Data records:
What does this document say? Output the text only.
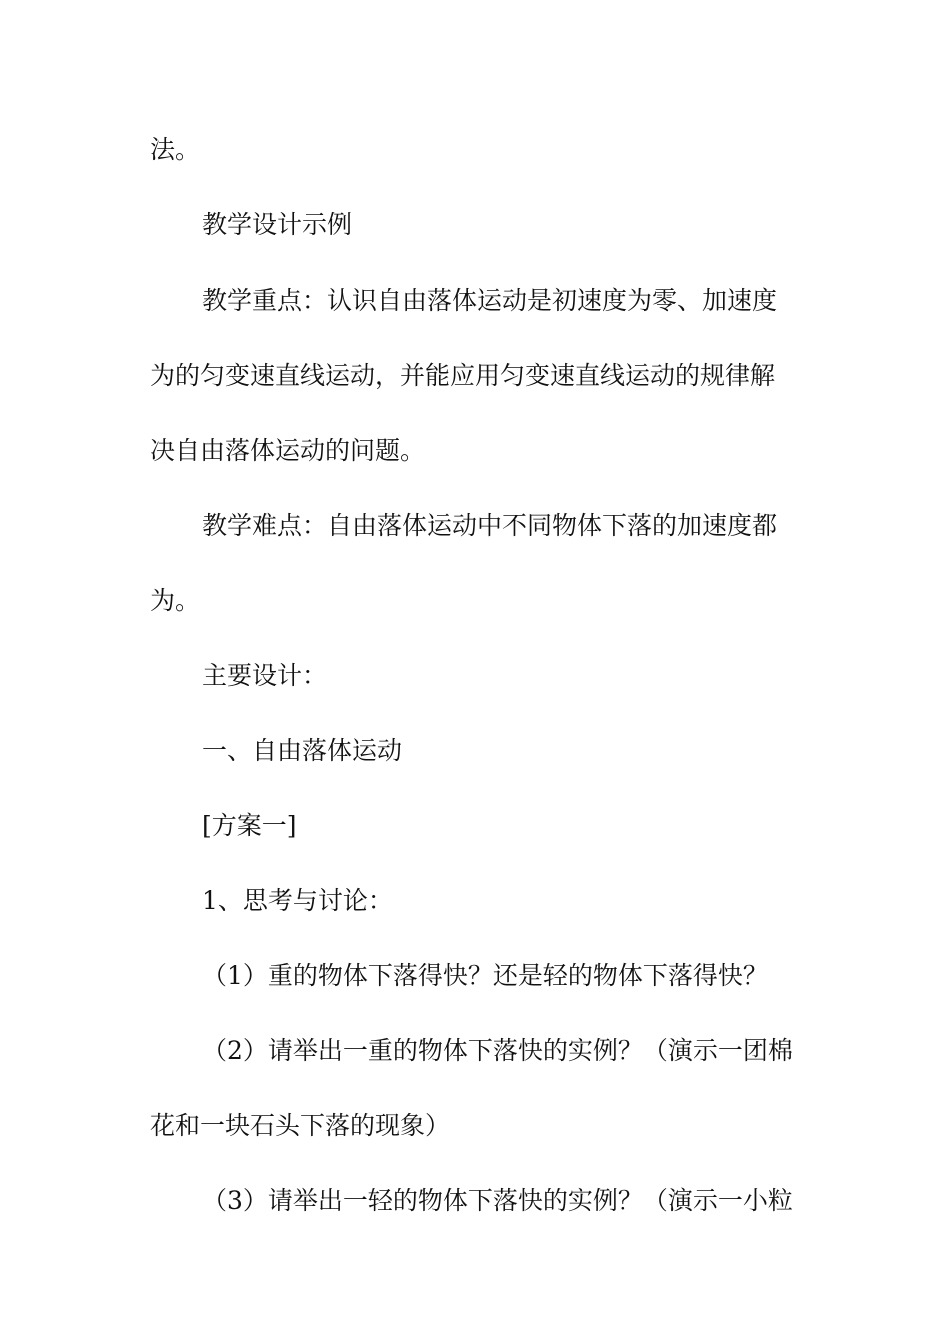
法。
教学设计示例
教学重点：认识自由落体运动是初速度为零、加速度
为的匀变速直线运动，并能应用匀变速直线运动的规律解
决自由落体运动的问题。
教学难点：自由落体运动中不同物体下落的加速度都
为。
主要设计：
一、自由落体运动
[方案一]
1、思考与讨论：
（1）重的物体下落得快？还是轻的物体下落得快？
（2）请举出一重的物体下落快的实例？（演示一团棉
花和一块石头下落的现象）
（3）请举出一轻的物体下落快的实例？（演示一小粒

## TASK TO COMPLETE:
Your copy of the data should match it exactly, except that pictures are left out.

## SOLUTION TO THIS EXERCISE:
What does this document say? Output the text only.
法。
教学设计示例
教学重点：认识自由落体运动是初速度为零、加速度
为的匀变速直线运动，并能应用匀变速直线运动的规律解
决自由落体运动的问题。
教学难点：自由落体运动中不同物体下落的加速度都
为。
主要设计：
一、自由落体运动
[方案一]
1、思考与讨论：
（1）重的物体下落得快？还是轻的物体下落得快？
（2）请举出一重的物体下落快的实例？（演示一团棉
花和一块石头下落的现象）
（3）请举出一轻的物体下落快的实例？（演示一小粒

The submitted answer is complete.